● **What the task asks**
Output every line of the items below as a Markdown table with two columns, Row for the row number and Line for the text, and skip any blank lines. Leave the pictures out.

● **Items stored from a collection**
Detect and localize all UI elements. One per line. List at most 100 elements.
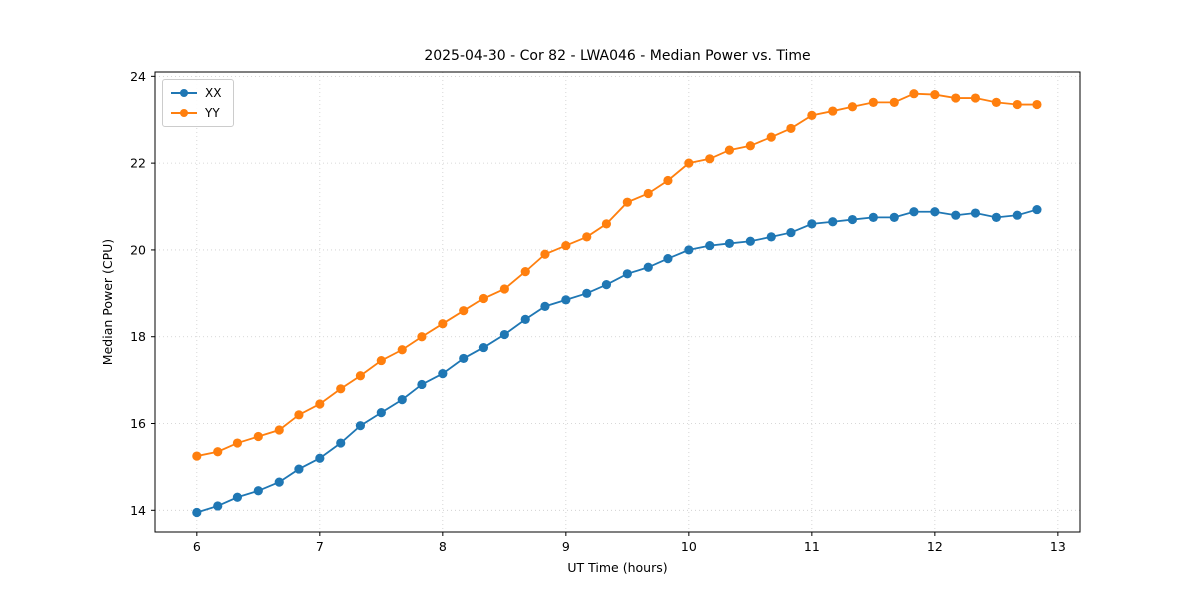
legend-swatch-xx — [171, 89, 197, 97]
data-point-yy — [601, 219, 612, 229]
data-point-yy — [828, 106, 838, 116]
data-point-xx — [724, 238, 735, 249]
data-point-xx — [868, 212, 878, 222]
data-point-yy — [868, 97, 878, 107]
data-point-yy — [417, 332, 427, 342]
x-tick-label: 12 — [927, 539, 943, 554]
data-point-yy — [336, 384, 346, 394]
data-point-xx — [478, 342, 489, 353]
data-point-xx — [336, 438, 346, 448]
legend-label-yy: YY — [205, 106, 220, 120]
y-tick-label: 14 — [130, 503, 146, 518]
data-point-yy — [459, 306, 469, 316]
data-point-xx — [376, 408, 386, 418]
y-tick-label: 20 — [130, 242, 146, 257]
data-point-xx — [274, 477, 284, 487]
data-point-xx — [889, 212, 899, 222]
data-point-yy — [786, 123, 796, 134]
y-axis-label: Median Power (CPU) — [100, 238, 115, 366]
x-tick-label: 8 — [439, 539, 447, 554]
data-point-xx — [520, 314, 530, 324]
data-point-yy — [951, 93, 961, 103]
data-point-xx — [192, 507, 202, 518]
data-point-yy — [1032, 99, 1042, 110]
legend-item-xx: XX — [171, 86, 221, 100]
data-point-yy — [724, 145, 735, 155]
data-point-yy — [274, 425, 284, 435]
data-point-xx — [438, 369, 448, 379]
data-point-yy — [499, 284, 509, 294]
data-point-xx — [1032, 204, 1042, 215]
data-point-yy — [930, 89, 940, 100]
marker-icon — [180, 109, 188, 117]
data-point-yy — [1012, 99, 1022, 110]
data-point-xx — [417, 379, 427, 390]
data-point-xx — [766, 232, 776, 242]
data-point-xx — [253, 486, 263, 496]
data-point-yy — [253, 431, 263, 442]
data-point-xx — [786, 227, 796, 238]
data-point-xx — [807, 219, 817, 229]
data-point-yy — [213, 447, 223, 457]
data-point-yy — [807, 110, 817, 120]
data-point-xx — [745, 236, 755, 246]
data-point-yy — [478, 293, 489, 304]
data-point-yy — [705, 154, 715, 164]
chart-title: 2025-04-30 - Cor 82 - LWA046 - Median Po… — [424, 48, 811, 64]
axes-frame — [154, 71, 1081, 533]
y-tick-label: 22 — [130, 156, 146, 171]
data-point-xx — [315, 453, 325, 463]
data-point-xx — [601, 280, 612, 290]
x-tick-label: 13 — [1050, 539, 1066, 554]
data-point-xx — [643, 262, 653, 272]
data-point-xx — [355, 421, 366, 431]
data-point-yy — [582, 232, 592, 242]
legend-swatch-yy — [171, 109, 197, 117]
data-point-xx — [951, 210, 961, 220]
data-point-yy — [355, 371, 366, 381]
data-point-xx — [582, 288, 592, 298]
x-tick-label: 6 — [193, 539, 201, 554]
x-tick-label: 11 — [804, 539, 820, 554]
marker-icon — [180, 89, 188, 97]
data-point-yy — [970, 93, 981, 103]
data-point-xx — [828, 217, 838, 227]
data-point-yy — [376, 355, 386, 366]
data-point-xx — [991, 212, 1001, 222]
data-point-xx — [847, 214, 858, 225]
data-point-xx — [930, 207, 940, 217]
data-point-yy — [520, 267, 530, 277]
data-point-xx — [684, 245, 694, 255]
data-point-yy — [294, 410, 304, 420]
data-point-yy — [397, 345, 407, 355]
legend-item-yy: YY — [171, 106, 221, 120]
y-tick-label: 24 — [130, 69, 146, 84]
data-point-yy — [847, 102, 858, 112]
data-point-yy — [684, 158, 694, 168]
data-point-xx — [970, 208, 981, 218]
x-tick-label: 9 — [562, 539, 570, 554]
data-point-xx — [232, 492, 243, 502]
data-point-xx — [540, 301, 550, 311]
data-point-yy — [622, 197, 632, 207]
data-point-xx — [499, 329, 509, 340]
data-point-xx — [459, 353, 469, 364]
data-point-yy — [889, 97, 899, 107]
data-point-xx — [294, 464, 304, 474]
data-point-yy — [540, 249, 550, 259]
data-point-xx — [622, 269, 632, 279]
data-point-xx — [663, 254, 673, 264]
y-tick-label: 16 — [130, 416, 146, 431]
data-point-yy — [991, 97, 1001, 107]
data-point-xx — [909, 207, 919, 217]
data-point-yy — [909, 89, 919, 99]
data-point-yy — [232, 438, 243, 448]
x-tick-label: 10 — [681, 539, 697, 554]
y-tick-label: 18 — [130, 329, 146, 344]
legend: XX YY — [162, 79, 235, 127]
x-axis-label: UT Time (hours) — [567, 560, 668, 575]
legend-label-xx: XX — [205, 86, 222, 100]
data-point-yy — [663, 175, 673, 186]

● **Answer to this exercise**
| Row | Line |
|---|---|
| 1 | Detect and localize all UI elements. One per line. List at most 100 elements. |
| 2 | legend-swatch-xx — [171, 89, 197, 97] |
| 3 | data-point-yy — [601, 219, 612, 229] |
| 4 | data-point-yy — [828, 106, 838, 116] |
| 5 | data-point-xx — [724, 238, 735, 249] |
| 6 | data-point-xx — [868, 212, 878, 222] |
| 7 | data-point-yy — [868, 97, 878, 107] |
| 8 | data-point-yy — [417, 332, 427, 342] |
| 9 | x-tick-label: 12 — [927, 539, 943, 554] |
| 10 | data-point-yy — [336, 384, 346, 394] |
| 11 | data-point-xx — [478, 342, 489, 353] |
| 12 | data-point-xx — [336, 438, 346, 448] |
| 13 | legend-label-yy: YY — [205, 106, 220, 120] |
| 14 | y-tick-label: 14 — [130, 503, 146, 518] |
| 15 | data-point-yy — [459, 306, 469, 316] |
| 16 | data-point-xx — [376, 408, 386, 418] |
| 17 | y-tick-label: 20 — [130, 242, 146, 257] |
| 18 | data-point-xx — [274, 477, 284, 487] |
| 19 | data-point-xx — [889, 212, 899, 222] |
| 20 | data-point-yy — [786, 123, 796, 134] |
| 21 | y-axis-label: Median Power (CPU) — [100, 238, 115, 366] |
| 22 | x-tick-label: 8 — [439, 539, 447, 554] |
| 23 | data-point-xx — [520, 314, 530, 324] |
| 24 | data-point-yy — [951, 93, 961, 103] |
| 25 | data-point-xx — [192, 507, 202, 518] |
| 26 | data-point-yy — [1032, 99, 1042, 110] |
| 27 | legend-item-xx: XX — [171, 86, 221, 100] |
| 28 | data-point-yy — [724, 145, 735, 155] |
| 29 | data-point-yy — [274, 425, 284, 435] |
| 30 | data-point-xx — [438, 369, 448, 379] |
| 31 | data-point-yy — [499, 284, 509, 294] |
| 32 | data-point-xx — [1032, 204, 1042, 215] |
| 33 | data-point-yy — [930, 89, 940, 100] |
| 34 | marker-icon — [180, 109, 188, 117] |
| 35 | data-point-yy — [1012, 99, 1022, 110] |
| 36 | data-point-xx — [417, 379, 427, 390] |
| 37 | data-point-xx — [766, 232, 776, 242] |
| 38 | data-point-xx — [253, 486, 263, 496] |
| 39 | data-point-yy — [253, 431, 263, 442] |
| 40 | data-point-xx — [786, 227, 796, 238] |
| 41 | data-point-xx — [807, 219, 817, 229] |
| 42 | data-point-yy — [213, 447, 223, 457] |
| 43 | data-point-yy — [807, 110, 817, 120] |
| 44 | data-point-xx — [745, 236, 755, 246] |
| 45 | data-point-yy — [478, 293, 489, 304] |
| 46 | data-point-yy — [705, 154, 715, 164] |
| 47 | chart-title: 2025-04-30 - Cor 82 - LWA046 - Median Po… — [424, 48, 811, 64] |
| 48 | axes-frame — [154, 71, 1081, 533] |
| 49 | y-tick-label: 22 — [130, 156, 146, 171] |
| 50 | data-point-xx — [315, 453, 325, 463] |
| 51 | data-point-xx — [601, 280, 612, 290] |
| 52 | x-tick-label: 13 — [1050, 539, 1066, 554] |
| 53 | data-point-xx — [643, 262, 653, 272] |
| 54 | data-point-xx — [355, 421, 366, 431] |
| 55 | data-point-yy — [582, 232, 592, 242] |
| 56 | legend-swatch-yy — [171, 109, 197, 117] |
| 57 | data-point-xx — [951, 210, 961, 220] |
| 58 | data-point-yy — [355, 371, 366, 381] |
| 59 | data-point-xx — [582, 288, 592, 298] |
| 60 | x-tick-label: 6 — [193, 539, 201, 554] |
| 61 | x-tick-label: 11 — [804, 539, 820, 554] |
| 62 | marker-icon — [180, 89, 188, 97] |
| 63 | data-point-yy — [970, 93, 981, 103] |
| 64 | data-point-xx — [828, 217, 838, 227] |
| 65 | data-point-yy — [376, 355, 386, 366] |
| 66 | data-point-xx — [991, 212, 1001, 222] |
| 67 | data-point-xx — [847, 214, 858, 225] |
| 68 | data-point-xx — [930, 207, 940, 217] |
| 69 | data-point-yy — [520, 267, 530, 277] |
| 70 | data-point-xx — [684, 245, 694, 255] |
| 71 | data-point-yy — [294, 410, 304, 420] |
| 72 | data-point-yy — [397, 345, 407, 355] |
| 73 | legend-item-yy: YY — [171, 106, 221, 120] |
| 74 | y-tick-label: 24 — [130, 69, 146, 84] |
| 75 | data-point-yy — [847, 102, 858, 112] |
| 76 | data-point-yy — [684, 158, 694, 168] |
| 77 | data-point-xx — [970, 208, 981, 218] |
| 78 | x-tick-label: 9 — [562, 539, 570, 554] |
| 79 | data-point-xx — [232, 492, 243, 502] |
| 80 | data-point-xx — [540, 301, 550, 311] |
| 81 | data-point-yy — [622, 197, 632, 207] |
| 82 | data-point-xx — [499, 329, 509, 340] |
| 83 | data-point-xx — [459, 353, 469, 364] |
| 84 | data-point-yy — [889, 97, 899, 107] |
| 85 | data-point-xx — [294, 464, 304, 474] |
| 86 | data-point-yy — [540, 249, 550, 259] |
| 87 | data-point-xx — [622, 269, 632, 279] |
| 88 | data-point-xx — [663, 254, 673, 264] |
| 89 | y-tick-label: 16 — [130, 416, 146, 431] |
| 90 | data-point-yy — [991, 97, 1001, 107] |
| 91 | data-point-xx — [909, 207, 919, 217] |
| 92 | data-point-yy — [909, 89, 919, 99] |
| 93 | data-point-yy — [232, 438, 243, 448] |
| 94 | x-tick-label: 10 — [681, 539, 697, 554] |
| 95 | y-tick-label: 18 — [130, 329, 146, 344] |
| 96 | legend: XX YY — [162, 79, 235, 127] |
| 97 | x-axis-label: UT Time (hours) — [567, 560, 668, 575] |
| 98 | legend-label-xx: XX — [205, 86, 222, 100] |
| 99 | data-point-yy — [663, 175, 673, 186] |